━━ Supplied data ━━
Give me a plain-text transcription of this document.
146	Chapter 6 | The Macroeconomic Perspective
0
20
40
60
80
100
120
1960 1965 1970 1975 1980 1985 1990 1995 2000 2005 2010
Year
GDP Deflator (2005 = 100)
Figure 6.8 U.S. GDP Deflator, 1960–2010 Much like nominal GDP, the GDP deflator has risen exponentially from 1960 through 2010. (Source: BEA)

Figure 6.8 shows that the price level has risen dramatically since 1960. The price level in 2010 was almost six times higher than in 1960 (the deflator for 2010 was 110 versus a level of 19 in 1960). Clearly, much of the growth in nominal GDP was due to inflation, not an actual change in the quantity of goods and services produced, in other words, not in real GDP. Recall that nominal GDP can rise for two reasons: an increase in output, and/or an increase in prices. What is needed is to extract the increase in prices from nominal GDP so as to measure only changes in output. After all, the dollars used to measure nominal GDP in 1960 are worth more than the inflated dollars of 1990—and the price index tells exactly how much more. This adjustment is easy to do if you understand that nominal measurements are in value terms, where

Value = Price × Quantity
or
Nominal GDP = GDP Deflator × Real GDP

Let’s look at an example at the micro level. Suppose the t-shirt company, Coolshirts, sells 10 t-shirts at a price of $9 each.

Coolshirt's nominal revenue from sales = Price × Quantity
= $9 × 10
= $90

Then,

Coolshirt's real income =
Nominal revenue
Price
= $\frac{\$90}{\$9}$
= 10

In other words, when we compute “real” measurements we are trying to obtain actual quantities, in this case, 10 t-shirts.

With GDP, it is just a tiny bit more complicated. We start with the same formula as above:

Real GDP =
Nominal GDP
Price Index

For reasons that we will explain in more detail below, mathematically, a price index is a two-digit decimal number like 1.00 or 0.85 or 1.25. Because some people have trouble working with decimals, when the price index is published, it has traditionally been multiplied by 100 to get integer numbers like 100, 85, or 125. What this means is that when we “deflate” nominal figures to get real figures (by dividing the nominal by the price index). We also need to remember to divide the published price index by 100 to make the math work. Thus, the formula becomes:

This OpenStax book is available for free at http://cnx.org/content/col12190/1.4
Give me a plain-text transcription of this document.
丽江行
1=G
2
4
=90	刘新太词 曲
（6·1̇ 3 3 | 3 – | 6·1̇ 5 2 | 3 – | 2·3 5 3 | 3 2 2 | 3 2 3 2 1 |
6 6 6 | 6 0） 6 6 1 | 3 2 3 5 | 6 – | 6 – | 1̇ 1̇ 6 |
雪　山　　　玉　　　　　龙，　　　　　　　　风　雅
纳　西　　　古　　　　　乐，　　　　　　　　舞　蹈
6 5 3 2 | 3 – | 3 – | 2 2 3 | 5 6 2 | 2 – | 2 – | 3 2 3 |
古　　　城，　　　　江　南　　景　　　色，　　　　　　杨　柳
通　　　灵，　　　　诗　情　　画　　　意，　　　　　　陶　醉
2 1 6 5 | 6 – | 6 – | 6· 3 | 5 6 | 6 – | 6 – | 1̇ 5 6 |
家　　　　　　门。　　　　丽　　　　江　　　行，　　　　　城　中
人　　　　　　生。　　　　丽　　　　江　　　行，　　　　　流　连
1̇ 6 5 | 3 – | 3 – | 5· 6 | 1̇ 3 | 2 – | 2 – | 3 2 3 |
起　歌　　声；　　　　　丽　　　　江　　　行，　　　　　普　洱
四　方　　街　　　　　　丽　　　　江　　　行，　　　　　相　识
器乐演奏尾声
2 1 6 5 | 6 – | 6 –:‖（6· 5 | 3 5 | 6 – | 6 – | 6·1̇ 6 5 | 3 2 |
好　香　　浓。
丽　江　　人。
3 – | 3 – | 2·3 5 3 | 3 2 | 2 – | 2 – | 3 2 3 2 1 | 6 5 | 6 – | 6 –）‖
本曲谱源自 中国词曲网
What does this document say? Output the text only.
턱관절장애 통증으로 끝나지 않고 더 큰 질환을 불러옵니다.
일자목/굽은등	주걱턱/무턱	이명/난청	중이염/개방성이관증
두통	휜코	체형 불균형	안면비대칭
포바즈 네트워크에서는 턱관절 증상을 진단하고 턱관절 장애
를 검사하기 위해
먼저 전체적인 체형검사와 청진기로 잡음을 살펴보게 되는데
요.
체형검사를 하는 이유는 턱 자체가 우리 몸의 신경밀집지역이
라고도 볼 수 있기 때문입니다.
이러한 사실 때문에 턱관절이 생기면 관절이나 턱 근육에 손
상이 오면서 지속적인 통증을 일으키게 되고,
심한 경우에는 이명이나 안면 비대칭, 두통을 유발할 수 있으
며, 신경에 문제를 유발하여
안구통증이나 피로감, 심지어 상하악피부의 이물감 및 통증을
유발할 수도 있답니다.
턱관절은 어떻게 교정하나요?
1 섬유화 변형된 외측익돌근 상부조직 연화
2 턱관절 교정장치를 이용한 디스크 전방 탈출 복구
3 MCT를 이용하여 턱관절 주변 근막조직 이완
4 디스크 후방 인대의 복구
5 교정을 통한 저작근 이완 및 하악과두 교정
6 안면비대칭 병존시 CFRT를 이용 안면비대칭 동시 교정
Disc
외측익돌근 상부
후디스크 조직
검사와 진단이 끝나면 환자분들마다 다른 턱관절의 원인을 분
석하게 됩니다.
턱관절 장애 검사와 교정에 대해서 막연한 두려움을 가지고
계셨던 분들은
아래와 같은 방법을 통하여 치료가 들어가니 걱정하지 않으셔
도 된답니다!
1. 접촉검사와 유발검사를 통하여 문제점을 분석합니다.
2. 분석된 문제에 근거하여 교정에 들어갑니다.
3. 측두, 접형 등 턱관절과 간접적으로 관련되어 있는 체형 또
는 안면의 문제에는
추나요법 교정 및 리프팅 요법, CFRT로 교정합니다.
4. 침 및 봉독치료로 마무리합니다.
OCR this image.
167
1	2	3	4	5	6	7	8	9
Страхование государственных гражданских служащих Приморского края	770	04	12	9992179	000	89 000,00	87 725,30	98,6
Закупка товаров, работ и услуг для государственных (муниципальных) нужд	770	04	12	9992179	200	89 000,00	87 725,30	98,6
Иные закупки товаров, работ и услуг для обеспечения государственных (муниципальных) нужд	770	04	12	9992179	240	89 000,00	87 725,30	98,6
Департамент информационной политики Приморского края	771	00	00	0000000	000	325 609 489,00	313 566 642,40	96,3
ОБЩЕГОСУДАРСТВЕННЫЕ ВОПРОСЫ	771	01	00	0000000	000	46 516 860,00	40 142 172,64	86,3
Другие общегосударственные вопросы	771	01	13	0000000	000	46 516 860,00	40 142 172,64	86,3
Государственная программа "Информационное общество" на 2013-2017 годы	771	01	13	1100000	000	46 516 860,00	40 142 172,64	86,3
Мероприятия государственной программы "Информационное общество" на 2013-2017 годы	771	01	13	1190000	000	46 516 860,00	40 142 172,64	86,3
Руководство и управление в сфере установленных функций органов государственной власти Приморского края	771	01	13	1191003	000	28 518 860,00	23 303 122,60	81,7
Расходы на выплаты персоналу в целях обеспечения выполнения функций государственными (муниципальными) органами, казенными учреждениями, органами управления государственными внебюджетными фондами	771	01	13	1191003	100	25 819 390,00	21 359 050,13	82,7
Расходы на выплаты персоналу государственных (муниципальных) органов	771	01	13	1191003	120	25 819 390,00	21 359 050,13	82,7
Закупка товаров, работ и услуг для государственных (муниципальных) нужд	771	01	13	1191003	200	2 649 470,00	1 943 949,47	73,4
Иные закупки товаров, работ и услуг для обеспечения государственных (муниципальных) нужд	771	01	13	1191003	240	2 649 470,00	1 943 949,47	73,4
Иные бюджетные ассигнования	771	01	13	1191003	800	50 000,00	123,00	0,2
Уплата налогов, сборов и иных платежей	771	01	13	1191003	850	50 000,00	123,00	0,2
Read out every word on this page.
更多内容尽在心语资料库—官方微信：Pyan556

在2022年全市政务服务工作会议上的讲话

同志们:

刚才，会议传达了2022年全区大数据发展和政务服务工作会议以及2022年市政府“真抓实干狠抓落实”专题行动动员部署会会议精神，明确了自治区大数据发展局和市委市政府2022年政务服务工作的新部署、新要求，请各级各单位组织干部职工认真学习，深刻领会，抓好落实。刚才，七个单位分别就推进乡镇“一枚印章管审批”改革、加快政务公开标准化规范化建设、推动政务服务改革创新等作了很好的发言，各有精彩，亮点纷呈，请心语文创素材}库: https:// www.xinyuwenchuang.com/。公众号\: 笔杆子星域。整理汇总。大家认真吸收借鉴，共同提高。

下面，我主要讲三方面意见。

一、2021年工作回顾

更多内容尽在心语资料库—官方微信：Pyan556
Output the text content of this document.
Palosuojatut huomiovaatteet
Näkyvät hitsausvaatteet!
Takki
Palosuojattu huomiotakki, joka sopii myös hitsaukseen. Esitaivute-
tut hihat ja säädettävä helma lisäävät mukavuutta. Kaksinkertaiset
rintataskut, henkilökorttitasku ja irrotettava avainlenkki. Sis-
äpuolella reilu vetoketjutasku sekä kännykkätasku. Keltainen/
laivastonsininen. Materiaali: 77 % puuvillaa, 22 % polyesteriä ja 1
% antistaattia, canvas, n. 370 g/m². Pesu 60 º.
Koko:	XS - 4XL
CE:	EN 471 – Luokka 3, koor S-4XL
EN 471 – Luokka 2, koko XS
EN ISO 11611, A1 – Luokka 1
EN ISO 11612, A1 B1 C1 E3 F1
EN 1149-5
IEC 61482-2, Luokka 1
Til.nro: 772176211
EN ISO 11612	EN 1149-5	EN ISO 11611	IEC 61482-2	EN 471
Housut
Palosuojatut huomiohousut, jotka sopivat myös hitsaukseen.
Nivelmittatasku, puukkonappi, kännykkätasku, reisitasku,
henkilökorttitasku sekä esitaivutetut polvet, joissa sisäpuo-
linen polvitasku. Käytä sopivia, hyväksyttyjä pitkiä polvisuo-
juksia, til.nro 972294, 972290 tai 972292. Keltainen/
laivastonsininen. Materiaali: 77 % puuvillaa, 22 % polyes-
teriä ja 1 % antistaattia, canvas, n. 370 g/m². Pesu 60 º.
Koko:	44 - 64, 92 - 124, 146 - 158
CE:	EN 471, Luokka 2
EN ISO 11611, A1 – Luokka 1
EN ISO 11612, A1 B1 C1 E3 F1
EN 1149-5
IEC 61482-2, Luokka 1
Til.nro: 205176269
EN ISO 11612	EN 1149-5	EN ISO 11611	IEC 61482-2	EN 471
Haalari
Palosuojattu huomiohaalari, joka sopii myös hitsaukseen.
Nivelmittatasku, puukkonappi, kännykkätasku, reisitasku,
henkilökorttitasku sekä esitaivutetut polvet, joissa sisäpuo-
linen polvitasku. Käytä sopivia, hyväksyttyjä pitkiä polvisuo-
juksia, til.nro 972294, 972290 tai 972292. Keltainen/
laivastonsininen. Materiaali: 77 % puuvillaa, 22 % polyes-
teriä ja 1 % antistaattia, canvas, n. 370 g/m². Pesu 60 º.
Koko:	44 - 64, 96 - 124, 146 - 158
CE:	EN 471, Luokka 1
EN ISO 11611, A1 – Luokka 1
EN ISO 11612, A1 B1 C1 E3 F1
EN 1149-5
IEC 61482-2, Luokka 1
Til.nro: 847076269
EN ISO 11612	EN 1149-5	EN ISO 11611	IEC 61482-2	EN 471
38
━━━
▸ **Task details**:
Look through the material above. Copy each line where the word "revenue" appears.

▸ **Full solution**:
Coolshirt's nominal revenue from sales = Price × Quantity
Nominal revenue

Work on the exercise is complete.